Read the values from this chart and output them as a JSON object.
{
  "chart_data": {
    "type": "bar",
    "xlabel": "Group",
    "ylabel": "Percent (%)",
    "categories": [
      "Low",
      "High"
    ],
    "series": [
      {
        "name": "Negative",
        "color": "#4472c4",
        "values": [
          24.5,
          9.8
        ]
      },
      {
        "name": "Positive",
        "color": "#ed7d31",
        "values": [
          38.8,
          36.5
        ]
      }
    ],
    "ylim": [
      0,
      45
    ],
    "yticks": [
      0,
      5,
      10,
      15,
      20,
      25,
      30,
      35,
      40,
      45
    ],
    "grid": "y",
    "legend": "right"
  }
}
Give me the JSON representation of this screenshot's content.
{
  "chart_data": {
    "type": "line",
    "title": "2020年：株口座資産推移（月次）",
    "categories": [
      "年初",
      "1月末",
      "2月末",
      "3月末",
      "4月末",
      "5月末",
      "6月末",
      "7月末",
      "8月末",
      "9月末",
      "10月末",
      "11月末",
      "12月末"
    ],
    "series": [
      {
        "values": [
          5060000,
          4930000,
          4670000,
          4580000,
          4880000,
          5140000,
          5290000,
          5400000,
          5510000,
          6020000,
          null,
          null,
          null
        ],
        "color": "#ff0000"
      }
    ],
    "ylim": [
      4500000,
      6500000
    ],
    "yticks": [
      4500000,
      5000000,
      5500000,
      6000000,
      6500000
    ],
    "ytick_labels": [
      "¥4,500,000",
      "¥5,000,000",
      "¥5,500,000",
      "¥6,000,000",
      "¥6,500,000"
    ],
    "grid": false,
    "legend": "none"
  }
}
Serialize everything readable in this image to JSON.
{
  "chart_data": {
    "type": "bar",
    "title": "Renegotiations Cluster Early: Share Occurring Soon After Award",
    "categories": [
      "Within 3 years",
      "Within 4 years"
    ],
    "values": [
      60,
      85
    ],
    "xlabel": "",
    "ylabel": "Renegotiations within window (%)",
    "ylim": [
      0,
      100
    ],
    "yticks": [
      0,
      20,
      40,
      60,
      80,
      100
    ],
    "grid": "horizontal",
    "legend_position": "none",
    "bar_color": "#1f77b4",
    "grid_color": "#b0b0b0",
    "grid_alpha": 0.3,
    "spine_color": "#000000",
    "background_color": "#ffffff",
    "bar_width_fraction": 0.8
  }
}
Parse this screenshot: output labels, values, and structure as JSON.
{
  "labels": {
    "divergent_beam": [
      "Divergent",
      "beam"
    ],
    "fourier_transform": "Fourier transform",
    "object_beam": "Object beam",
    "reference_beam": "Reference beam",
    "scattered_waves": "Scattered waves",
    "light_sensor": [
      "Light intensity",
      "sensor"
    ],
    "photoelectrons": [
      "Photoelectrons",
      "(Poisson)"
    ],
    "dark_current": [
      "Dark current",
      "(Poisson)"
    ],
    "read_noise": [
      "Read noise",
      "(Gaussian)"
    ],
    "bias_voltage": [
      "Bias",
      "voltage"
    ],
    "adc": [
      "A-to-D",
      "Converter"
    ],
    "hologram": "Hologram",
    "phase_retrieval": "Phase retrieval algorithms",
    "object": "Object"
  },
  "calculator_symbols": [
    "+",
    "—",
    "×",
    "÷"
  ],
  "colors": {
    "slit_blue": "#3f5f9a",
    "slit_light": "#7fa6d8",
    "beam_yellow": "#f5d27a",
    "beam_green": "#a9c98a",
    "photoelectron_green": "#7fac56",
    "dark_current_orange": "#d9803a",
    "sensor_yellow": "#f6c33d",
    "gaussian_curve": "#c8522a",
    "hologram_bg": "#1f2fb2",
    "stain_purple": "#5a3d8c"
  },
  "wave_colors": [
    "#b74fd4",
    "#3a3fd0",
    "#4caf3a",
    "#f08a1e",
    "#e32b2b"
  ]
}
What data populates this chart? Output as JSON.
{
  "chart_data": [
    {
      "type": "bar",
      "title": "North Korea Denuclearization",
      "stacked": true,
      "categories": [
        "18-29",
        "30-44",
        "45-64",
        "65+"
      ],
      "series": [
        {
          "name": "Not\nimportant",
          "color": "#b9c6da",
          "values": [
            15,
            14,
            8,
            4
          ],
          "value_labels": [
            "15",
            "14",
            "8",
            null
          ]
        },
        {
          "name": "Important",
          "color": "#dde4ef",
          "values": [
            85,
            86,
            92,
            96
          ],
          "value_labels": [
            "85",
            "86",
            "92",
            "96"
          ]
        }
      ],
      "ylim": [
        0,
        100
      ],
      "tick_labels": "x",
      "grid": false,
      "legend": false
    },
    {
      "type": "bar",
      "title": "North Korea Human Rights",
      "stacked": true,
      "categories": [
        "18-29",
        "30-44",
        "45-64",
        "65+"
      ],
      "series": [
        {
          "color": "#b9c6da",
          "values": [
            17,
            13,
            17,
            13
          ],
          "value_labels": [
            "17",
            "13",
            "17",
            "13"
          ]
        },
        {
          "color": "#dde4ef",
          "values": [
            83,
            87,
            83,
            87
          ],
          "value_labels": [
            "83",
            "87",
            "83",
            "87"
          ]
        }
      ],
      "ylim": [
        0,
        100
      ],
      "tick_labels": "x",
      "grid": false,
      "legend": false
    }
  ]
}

● ● ● ●

◆ **Task instructions**: Write out every entry exactly as given.

◆ **Expected answer**:
Read the values from this chart and output them as a JSON object.
{
  "chart_data": {
    "type": "bar",
    "xlabel": "Group",
    "ylabel": "Percent (%)",
    "categories": [
      "Low",
      "High"
    ],
    "series": [
      {
        "name": "Negative",
        "color": "#4472c4",
        "values": [
          24.5,
          9.8
        ]
      },
      {
        "name": "Positive",
        "color": "#ed7d31",
        "values": [
          38.8,
          36.5
        ]
      }
    ],
    "ylim": [
      0,
      45
    ],
    "yticks": [
      0,
      5,
      10,
      15,
      20,
      25,
      30,
      35,
      40,
      45
    ],
    "grid": "y",
    "legend": "right"
  }
}
Give me the JSON representation of this screenshot's content.
{
  "chart_data": {
    "type": "line",
    "title": "2020年：株口座資産推移（月次）",
    "categories": [
      "年初",
      "1月末",
      "2月末",
      "3月末",
      "4月末",
      "5月末",
      "6月末",
      "7月末",
      "8月末",
      "9月末",
      "10月末",
      "11月末",
      "12月末"
    ],
    "series": [
      {
        "values": [
          5060000,
          4930000,
          4670000,
          4580000,
          4880000,
          5140000,
          5290000,
          5400000,
          5510000,
          6020000,
          null,
          null,
          null
        ],
        "color": "#ff0000"
      }
    ],
    "ylim": [
      4500000,
      6500000
    ],
    "yticks": [
      4500000,
      5000000,
      5500000,
      6000000,
      6500000
    ],
    "ytick_labels": [
      "¥4,500,000",
      "¥5,000,000",
      "¥5,500,000",
      "¥6,000,000",
      "¥6,500,000"
    ],
    "grid": false,
    "legend": "none"
  }
}
Serialize everything readable in this image to JSON.
{
  "chart_data": {
    "type": "bar",
    "title": "Renegotiations Cluster Early: Share Occurring Soon After Award",
    "categories": [
      "Within 3 years",
      "Within 4 years"
    ],
    "values": [
      60,
      85
    ],
    "xlabel": "",
    "ylabel": "Renegotiations within window (%)",
    "ylim": [
      0,
      100
    ],
    "yticks": [
      0,
      20,
      40,
      60,
      80,
      100
    ],
    "grid": "horizontal",
    "legend_position": "none",
    "bar_color": "#1f77b4",
    "grid_color": "#b0b0b0",
    "grid_alpha": 0.3,
    "spine_color": "#000000",
    "background_color": "#ffffff",
    "bar_width_fraction": 0.8
  }
}
Parse this screenshot: output labels, values, and structure as JSON.
{
  "labels": {
    "divergent_beam": [
      "Divergent",
      "beam"
    ],
    "fourier_transform": "Fourier transform",
    "object_beam": "Object beam",
    "reference_beam": "Reference beam",
    "scattered_waves": "Scattered waves",
    "light_sensor": [
      "Light intensity",
      "sensor"
    ],
    "photoelectrons": [
      "Photoelectrons",
      "(Poisson)"
    ],
    "dark_current": [
      "Dark current",
      "(Poisson)"
    ],
    "read_noise": [
      "Read noise",
      "(Gaussian)"
    ],
    "bias_voltage": [
      "Bias",
      "voltage"
    ],
    "adc": [
      "A-to-D",
      "Converter"
    ],
    "hologram": "Hologram",
    "phase_retrieval": "Phase retrieval algorithms",
    "object": "Object"
  },
  "calculator_symbols": [
    "+",
    "—",
    "×",
    "÷"
  ],
  "colors": {
    "slit_blue": "#3f5f9a",
    "slit_light": "#7fa6d8",
    "beam_yellow": "#f5d27a",
    "beam_green": "#a9c98a",
    "photoelectron_green": "#7fac56",
    "dark_current_orange": "#d9803a",
    "sensor_yellow": "#f6c33d",
    "gaussian_curve": "#c8522a",
    "hologram_bg": "#1f2fb2",
    "stain_purple": "#5a3d8c"
  },
  "wave_colors": [
    "#b74fd4",
    "#3a3fd0",
    "#4caf3a",
    "#f08a1e",
    "#e32b2b"
  ]
}
What data populates this chart? Output as JSON.
{
  "chart_data": [
    {
      "type": "bar",
      "title": "North Korea Denuclearization",
      "stacked": true,
      "categories": [
        "18-29",
        "30-44",
        "45-64",
        "65+"
      ],
      "series": [
        {
          "name": "Not\nimportant",
          "color": "#b9c6da",
          "values": [
            15,
            14,
            8,
            4
          ],
          "value_labels": [
            "15",
            "14",
            "8",
            null
          ]
        },
        {
          "name": "Important",
          "color": "#dde4ef",
          "values": [
            85,
            86,
            92,
            96
          ],
          "value_labels": [
            "85",
            "86",
            "92",
            "96"
          ]
        }
      ],
      "ylim": [
        0,
        100
      ],
      "tick_labels": "x",
      "grid": false,
      "legend": false
    },
    {
      "type": "bar",
      "title": "North Korea Human Rights",
      "stacked": true,
      "categories": [
        "18-29",
        "30-44",
        "45-64",
        "65+"
      ],
      "series": [
        {
          "color": "#b9c6da",
          "values": [
            17,
            13,
            17,
            13
          ],
          "value_labels": [
            "17",
            "13",
            "17",
            "13"
          ]
        },
        {
          "color": "#dde4ef",
          "values": [
            83,
            87,
            83,
            87
          ],
          "value_labels": [
            "83",
            "87",
            "83",
            "87"
          ]
        }
      ],
      "ylim": [
        0,
        100
      ],
      "tick_labels": "x",
      "grid": false,
      "legend": false
    }
  ]
}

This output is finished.